# Requirements
Extract all of the data and reproduce it precisely.

[Excerpts from a figure dataset]
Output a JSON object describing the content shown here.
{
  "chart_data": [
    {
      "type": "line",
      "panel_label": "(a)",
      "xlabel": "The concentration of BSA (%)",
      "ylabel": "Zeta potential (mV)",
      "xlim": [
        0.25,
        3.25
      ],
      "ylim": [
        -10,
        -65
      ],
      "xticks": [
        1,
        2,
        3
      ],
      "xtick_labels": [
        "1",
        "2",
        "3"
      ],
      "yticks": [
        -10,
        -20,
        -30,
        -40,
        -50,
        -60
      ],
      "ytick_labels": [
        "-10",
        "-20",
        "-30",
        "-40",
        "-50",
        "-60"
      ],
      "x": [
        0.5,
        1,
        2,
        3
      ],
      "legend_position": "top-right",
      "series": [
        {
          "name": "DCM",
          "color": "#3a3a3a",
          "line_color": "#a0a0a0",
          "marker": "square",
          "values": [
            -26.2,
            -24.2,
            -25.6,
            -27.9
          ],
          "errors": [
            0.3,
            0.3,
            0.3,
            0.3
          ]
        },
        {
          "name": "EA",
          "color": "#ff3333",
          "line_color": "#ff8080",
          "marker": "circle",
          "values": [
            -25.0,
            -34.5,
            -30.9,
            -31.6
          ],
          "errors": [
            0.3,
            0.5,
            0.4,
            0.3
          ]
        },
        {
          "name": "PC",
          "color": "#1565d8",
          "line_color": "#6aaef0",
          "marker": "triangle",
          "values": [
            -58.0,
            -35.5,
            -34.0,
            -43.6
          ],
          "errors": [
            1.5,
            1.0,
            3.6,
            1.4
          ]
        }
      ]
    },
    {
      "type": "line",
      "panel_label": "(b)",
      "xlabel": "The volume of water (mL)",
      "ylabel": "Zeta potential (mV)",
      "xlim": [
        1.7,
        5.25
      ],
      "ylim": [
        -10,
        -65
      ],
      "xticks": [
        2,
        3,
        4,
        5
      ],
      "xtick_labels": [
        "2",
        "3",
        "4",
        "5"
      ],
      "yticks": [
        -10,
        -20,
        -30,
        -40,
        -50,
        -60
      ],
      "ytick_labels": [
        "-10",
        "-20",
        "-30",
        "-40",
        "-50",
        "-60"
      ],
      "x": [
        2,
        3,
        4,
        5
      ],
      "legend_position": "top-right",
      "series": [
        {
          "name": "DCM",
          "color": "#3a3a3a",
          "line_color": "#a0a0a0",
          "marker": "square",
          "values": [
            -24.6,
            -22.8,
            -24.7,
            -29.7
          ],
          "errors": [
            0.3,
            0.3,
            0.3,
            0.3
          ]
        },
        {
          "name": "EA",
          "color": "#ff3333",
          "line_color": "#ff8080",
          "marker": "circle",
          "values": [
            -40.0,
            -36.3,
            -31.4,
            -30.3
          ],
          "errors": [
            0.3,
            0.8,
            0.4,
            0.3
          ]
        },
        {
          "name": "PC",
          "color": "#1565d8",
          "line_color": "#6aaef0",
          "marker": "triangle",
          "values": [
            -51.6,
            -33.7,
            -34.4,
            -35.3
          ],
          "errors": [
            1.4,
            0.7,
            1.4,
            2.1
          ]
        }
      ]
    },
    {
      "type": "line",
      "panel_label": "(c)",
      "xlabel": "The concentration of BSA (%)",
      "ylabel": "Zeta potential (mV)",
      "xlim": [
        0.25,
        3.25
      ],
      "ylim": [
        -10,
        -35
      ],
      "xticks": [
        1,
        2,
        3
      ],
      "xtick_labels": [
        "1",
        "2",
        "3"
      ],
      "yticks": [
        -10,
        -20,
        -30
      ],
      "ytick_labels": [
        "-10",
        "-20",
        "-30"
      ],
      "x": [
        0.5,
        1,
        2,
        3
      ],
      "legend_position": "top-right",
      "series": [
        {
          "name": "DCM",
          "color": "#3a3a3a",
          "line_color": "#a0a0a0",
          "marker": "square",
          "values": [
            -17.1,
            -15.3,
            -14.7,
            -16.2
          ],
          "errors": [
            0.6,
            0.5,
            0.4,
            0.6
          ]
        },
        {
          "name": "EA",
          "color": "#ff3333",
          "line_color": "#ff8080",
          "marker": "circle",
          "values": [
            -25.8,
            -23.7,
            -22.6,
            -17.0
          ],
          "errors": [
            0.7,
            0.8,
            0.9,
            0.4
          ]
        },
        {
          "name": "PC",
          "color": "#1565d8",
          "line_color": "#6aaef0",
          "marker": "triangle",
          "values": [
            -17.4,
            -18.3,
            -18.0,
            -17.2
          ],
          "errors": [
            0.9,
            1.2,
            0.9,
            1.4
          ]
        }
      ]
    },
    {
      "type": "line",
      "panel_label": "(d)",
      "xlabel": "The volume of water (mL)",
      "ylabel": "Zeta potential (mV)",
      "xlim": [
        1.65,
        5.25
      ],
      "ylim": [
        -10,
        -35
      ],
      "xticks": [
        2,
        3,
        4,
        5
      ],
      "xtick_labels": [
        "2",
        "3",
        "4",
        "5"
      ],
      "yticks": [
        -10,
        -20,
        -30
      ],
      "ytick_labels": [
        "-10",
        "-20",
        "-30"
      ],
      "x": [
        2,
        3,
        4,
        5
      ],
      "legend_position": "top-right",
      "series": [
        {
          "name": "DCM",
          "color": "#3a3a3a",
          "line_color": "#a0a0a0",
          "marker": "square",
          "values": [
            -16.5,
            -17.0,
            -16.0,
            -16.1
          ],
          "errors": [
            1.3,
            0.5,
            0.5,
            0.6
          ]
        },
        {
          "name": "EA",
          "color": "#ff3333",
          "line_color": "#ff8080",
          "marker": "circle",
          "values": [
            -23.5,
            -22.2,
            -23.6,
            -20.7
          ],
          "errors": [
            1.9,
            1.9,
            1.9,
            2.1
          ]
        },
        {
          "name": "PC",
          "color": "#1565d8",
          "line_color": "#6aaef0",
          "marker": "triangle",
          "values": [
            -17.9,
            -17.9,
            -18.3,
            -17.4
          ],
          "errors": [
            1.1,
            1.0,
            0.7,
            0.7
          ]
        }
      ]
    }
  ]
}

# Result for this exercise
Output a JSON object describing the content shown here.
{
  "chart_data": [
    {
      "type": "line",
      "panel_label": "(a)",
      "xlabel": "The concentration of BSA (%)",
      "ylabel": "Zeta potential (mV)",
      "xlim": [
        0.25,
        3.25
      ],
      "ylim": [
        -10,
        -65
      ],
      "xticks": [
        1,
        2,
        3
      ],
      "xtick_labels": [
        "1",
        "2",
        "3"
      ],
      "yticks": [
        -10,
        -20,
        -30,
        -40,
        -50,
        -60
      ],
      "ytick_labels": [
        "-10",
        "-20",
        "-30",
        "-40",
        "-50",
        "-60"
      ],
      "x": [
        0.5,
        1,
        2,
        3
      ],
      "legend_position": "top-right",
      "series": [
        {
          "name": "DCM",
          "color": "#3a3a3a",
          "line_color": "#a0a0a0",
          "marker": "square",
          "values": [
            -26.2,
            -24.2,
            -25.6,
            -27.9
          ],
          "errors": [
            0.3,
            0.3,
            0.3,
            0.3
          ]
        },
        {
          "name": "EA",
          "color": "#ff3333",
          "line_color": "#ff8080",
          "marker": "circle",
          "values": [
            -25.0,
            -34.5,
            -30.9,
            -31.6
          ],
          "errors": [
            0.3,
            0.5,
            0.4,
            0.3
          ]
        },
        {
          "name": "PC",
          "color": "#1565d8",
          "line_color": "#6aaef0",
          "marker": "triangle",
          "values": [
            -58.0,
            -35.5,
            -34.0,
            -43.6
          ],
          "errors": [
            1.5,
            1.0,
            3.6,
            1.4
          ]
        }
      ]
    },
    {
      "type": "line",
      "panel_label": "(b)",
      "xlabel": "The volume of water (mL)",
      "ylabel": "Zeta potential (mV)",
      "xlim": [
        1.7,
        5.25
      ],
      "ylim": [
        -10,
        -65
      ],
      "xticks": [
        2,
        3,
        4,
        5
      ],
      "xtick_labels": [
        "2",
        "3",
        "4",
        "5"
      ],
      "yticks": [
        -10,
        -20,
        -30,
        -40,
        -50,
        -60
      ],
      "ytick_labels": [
        "-10",
        "-20",
        "-30",
        "-40",
        "-50",
        "-60"
      ],
      "x": [
        2,
        3,
        4,
        5
      ],
      "legend_position": "top-right",
      "series": [
        {
          "name": "DCM",
          "color": "#3a3a3a",
          "line_color": "#a0a0a0",
          "marker": "square",
          "values": [
            -24.6,
            -22.8,
            -24.7,
            -29.7
          ],
          "errors": [
            0.3,
            0.3,
            0.3,
            0.3
          ]
        },
        {
          "name": "EA",
          "color": "#ff3333",
          "line_color": "#ff8080",
          "marker": "circle",
          "values": [
            -40.0,
            -36.3,
            -31.4,
            -30.3
          ],
          "errors": [
            0.3,
            0.8,
            0.4,
            0.3
          ]
        },
        {
          "name": "PC",
          "color": "#1565d8",
          "line_color": "#6aaef0",
          "marker": "triangle",
          "values": [
            -51.6,
            -33.7,
            -34.4,
            -35.3
          ],
          "errors": [
            1.4,
            0.7,
            1.4,
            2.1
          ]
        }
      ]
    },
    {
      "type": "line",
      "panel_label": "(c)",
      "xlabel": "The concentration of BSA (%)",
      "ylabel": "Zeta potential (mV)",
      "xlim": [
        0.25,
        3.25
      ],
      "ylim": [
        -10,
        -35
      ],
      "xticks": [
        1,
        2,
        3
      ],
      "xtick_labels": [
        "1",
        "2",
        "3"
      ],
      "yticks": [
        -10,
        -20,
        -30
      ],
      "ytick_labels": [
        "-10",
        "-20",
        "-30"
      ],
      "x": [
        0.5,
        1,
        2,
        3
      ],
      "legend_position": "top-right",
      "series": [
        {
          "name": "DCM",
          "color": "#3a3a3a",
          "line_color": "#a0a0a0",
          "marker": "square",
          "values": [
            -17.1,
            -15.3,
            -14.7,
            -16.2
          ],
          "errors": [
            0.6,
            0.5,
            0.4,
            0.6
          ]
        },
        {
          "name": "EA",
          "color": "#ff3333",
          "line_color": "#ff8080",
          "marker": "circle",
          "values": [
            -25.8,
            -23.7,
            -22.6,
            -17.0
          ],
          "errors": [
            0.7,
            0.8,
            0.9,
            0.4
          ]
        },
        {
          "name": "PC",
          "color": "#1565d8",
          "line_color": "#6aaef0",
          "marker": "triangle",
          "values": [
            -17.4,
            -18.3,
            -18.0,
            -17.2
          ],
          "errors": [
            0.9,
            1.2,
            0.9,
            1.4
          ]
        }
      ]
    },
    {
      "type": "line",
      "panel_label": "(d)",
      "xlabel": "The volume of water (mL)",
      "ylabel": "Zeta potential (mV)",
      "xlim": [
        1.65,
        5.25
      ],
      "ylim": [
        -10,
        -35
      ],
      "xticks": [
        2,
        3,
        4,
        5
      ],
      "xtick_labels": [
        "2",
        "3",
        "4",
        "5"
      ],
      "yticks": [
        -10,
        -20,
        -30
      ],
      "ytick_labels": [
        "-10",
        "-20",
        "-30"
      ],
      "x": [
        2,
        3,
        4,
        5
      ],
      "legend_position": "top-right",
      "series": [
        {
          "name": "DCM",
          "color": "#3a3a3a",
          "line_color": "#a0a0a0",
          "marker": "square",
          "values": [
            -16.5,
            -17.0,
            -16.0,
            -16.1
          ],
          "errors": [
            1.3,
            0.5,
            0.5,
            0.6
          ]
        },
        {
          "name": "EA",
          "color": "#ff3333",
          "line_color": "#ff8080",
          "marker": "circle",
          "values": [
            -23.5,
            -22.2,
            -23.6,
            -20.7
          ],
          "errors": [
            1.9,
            1.9,
            1.9,
            2.1
          ]
        },
        {
          "name": "PC",
          "color": "#1565d8",
          "line_color": "#6aaef0",
          "marker": "triangle",
          "values": [
            -17.9,
            -17.9,
            -18.3,
            -17.4
          ],
          "errors": [
            1.1,
            1.0,
            0.7,
            0.7
          ]
        }
      ]
    }
  ]
}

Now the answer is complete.